[Dataset rows]:

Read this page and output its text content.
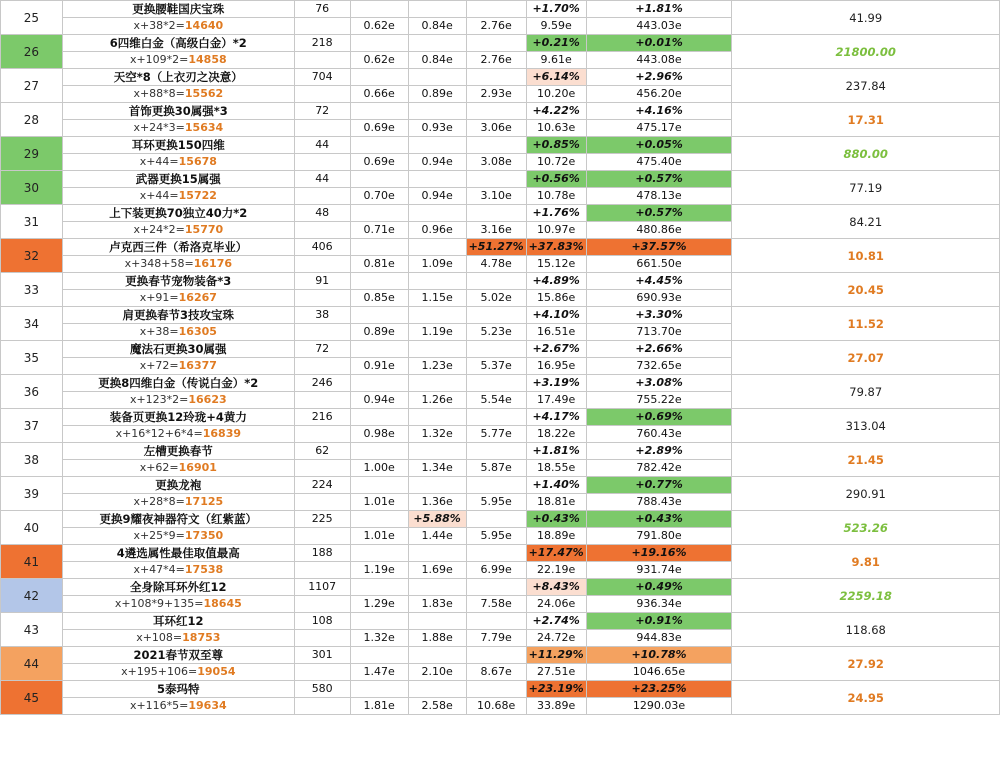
25	更换腰鞋国庆宝珠	76				+1.70%	+1.81%	41.99
	x+38*2=14640		0.62e	0.84e	2.76e	9.59e	443.03e	
26	6四维白金（高级白金）*2	218				+0.21%	+0.01%	21800.00
	x+109*2=14858		0.62e	0.84e	2.76e	9.61e	443.08e	
27	天空*8（上衣刃之决意）	704				+6.14%	+2.96%	237.84
	x+88*8=15562		0.66e	0.89e	2.93e	10.20e	456.20e	
28	首饰更换30属强*3	72				+4.22%	+4.16%	17.31
	x+24*3=15634		0.69e	0.93e	3.06e	10.63e	475.17e	
29	耳环更换150四维	44				+0.85%	+0.05%	880.00
	x+44=15678		0.69e	0.94e	3.08e	10.72e	475.40e	
30	武器更换15属强	44				+0.56%	+0.57%	77.19
	x+44=15722		0.70e	0.94e	3.10e	10.78e	478.13e	
31	上下装更换70独立40力*2	48				+1.76%	+0.57%	84.21
	x+24*2=15770		0.71e	0.96e	3.16e	10.97e	480.86e	
32	卢克西三件（希洛克毕业）	406			+51.27%	+37.83%	+37.57%	10.81
	x+348+58=16176		0.81e	1.09e	4.78e	15.12e	661.50e	
33	更换春节宠物装备*3	91				+4.89%	+4.45%	20.45
	x+91=16267		0.85e	1.15e	5.02e	15.86e	690.93e	
34	肩更换春节3技攻宝珠	38				+4.10%	+3.30%	11.52
	x+38=16305		0.89e	1.19e	5.23e	16.51e	713.70e	
35	魔法石更换30属强	72				+2.67%	+2.66%	27.07
	x+72=16377		0.91e	1.23e	5.37e	16.95e	732.65e	
36	更换8四维白金（传说白金）*2	246				+3.19%	+3.08%	79.87
	x+123*2=16623		0.94e	1.26e	5.54e	17.49e	755.22e	
37	装备页更换12玲珑+4黄力	216				+4.17%	+0.69%	313.04
	x+16*12+6*4=16839		0.98e	1.32e	5.77e	18.22e	760.43e	
38	左槽更换春节	62				+1.81%	+2.89%	21.45
	x+62=16901		1.00e	1.34e	5.87e	18.55e	782.42e	
39	更换龙袍	224				+1.40%	+0.77%	290.91
	x+28*8=17125		1.01e	1.36e	5.95e	18.81e	788.43e	
40	更换9耀夜神器符文（红紫蓝）	225		+5.88%		+0.43%	+0.43%	523.26
	x+25*9=17350		1.01e	1.44e	5.95e	18.89e	791.80e	
41	4遴选属性最佳取值最高	188				+17.47%	+19.16%	9.81
	x+47*4=17538		1.19e	1.69e	6.99e	22.19e	931.74e	
42	全身除耳环外红12	1107				+8.43%	+0.49%	2259.18
	x+108*9+135=18645		1.29e	1.83e	7.58e	24.06e	936.34e	
43	耳环红12	108				+2.74%	+0.91%	118.68
	x+108=18753		1.32e	1.88e	7.79e	24.72e	944.83e	
44	2021春节双至尊	301				+11.29%	+10.78%	27.92
	x+195+106=19054		1.47e	2.10e	8.67e	27.51e	1046.65e	
45	5泰玛特	580				+23.19%	+23.25%	24.95
	x+116*5=19634		1.81e	2.58e	10.68e	33.89e	1290.03e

[Written request]: Reproduce every line of the material precisely, omitting its pictures.

[Task output]:
Read this page and output its text content.
25	更换腰鞋国庆宝珠	76				+1.70%	+1.81%	41.99
	x+38*2=14640		0.62e	0.84e	2.76e	9.59e	443.03e	
26	6四维白金（高级白金）*2	218				+0.21%	+0.01%	21800.00
	x+109*2=14858		0.62e	0.84e	2.76e	9.61e	443.08e	
27	天空*8（上衣刃之决意）	704				+6.14%	+2.96%	237.84
	x+88*8=15562		0.66e	0.89e	2.93e	10.20e	456.20e	
28	首饰更换30属强*3	72				+4.22%	+4.16%	17.31
	x+24*3=15634		0.69e	0.93e	3.06e	10.63e	475.17e	
29	耳环更换150四维	44				+0.85%	+0.05%	880.00
	x+44=15678		0.69e	0.94e	3.08e	10.72e	475.40e	
30	武器更换15属强	44				+0.56%	+0.57%	77.19
	x+44=15722		0.70e	0.94e	3.10e	10.78e	478.13e	
31	上下装更换70独立40力*2	48				+1.76%	+0.57%	84.21
	x+24*2=15770		0.71e	0.96e	3.16e	10.97e	480.86e	
32	卢克西三件（希洛克毕业）	406			+51.27%	+37.83%	+37.57%	10.81
	x+348+58=16176		0.81e	1.09e	4.78e	15.12e	661.50e	
33	更换春节宠物装备*3	91				+4.89%	+4.45%	20.45
	x+91=16267		0.85e	1.15e	5.02e	15.86e	690.93e	
34	肩更换春节3技攻宝珠	38				+4.10%	+3.30%	11.52
	x+38=16305		0.89e	1.19e	5.23e	16.51e	713.70e	
35	魔法石更换30属强	72				+2.67%	+2.66%	27.07
	x+72=16377		0.91e	1.23e	5.37e	16.95e	732.65e	
36	更换8四维白金（传说白金）*2	246				+3.19%	+3.08%	79.87
	x+123*2=16623		0.94e	1.26e	5.54e	17.49e	755.22e	
37	装备页更换12玲珑+4黄力	216				+4.17%	+0.69%	313.04
	x+16*12+6*4=16839		0.98e	1.32e	5.77e	18.22e	760.43e	
38	左槽更换春节	62				+1.81%	+2.89%	21.45
	x+62=16901		1.00e	1.34e	5.87e	18.55e	782.42e	
39	更换龙袍	224				+1.40%	+0.77%	290.91
	x+28*8=17125		1.01e	1.36e	5.95e	18.81e	788.43e	
40	更换9耀夜神器符文（红紫蓝）	225		+5.88%		+0.43%	+0.43%	523.26
	x+25*9=17350		1.01e	1.44e	5.95e	18.89e	791.80e	
41	4遴选属性最佳取值最高	188				+17.47%	+19.16%	9.81
	x+47*4=17538		1.19e	1.69e	6.99e	22.19e	931.74e	
42	全身除耳环外红12	1107				+8.43%	+0.49%	2259.18
	x+108*9+135=18645		1.29e	1.83e	7.58e	24.06e	936.34e	
43	耳环红12	108				+2.74%	+0.91%	118.68
	x+108=18753		1.32e	1.88e	7.79e	24.72e	944.83e	
44	2021春节双至尊	301				+11.29%	+10.78%	27.92
	x+195+106=19054		1.47e	2.10e	8.67e	27.51e	1046.65e	
45	5泰玛特	580				+23.19%	+23.25%	24.95
	x+116*5=19634		1.81e	2.58e	10.68e	33.89e	1290.03e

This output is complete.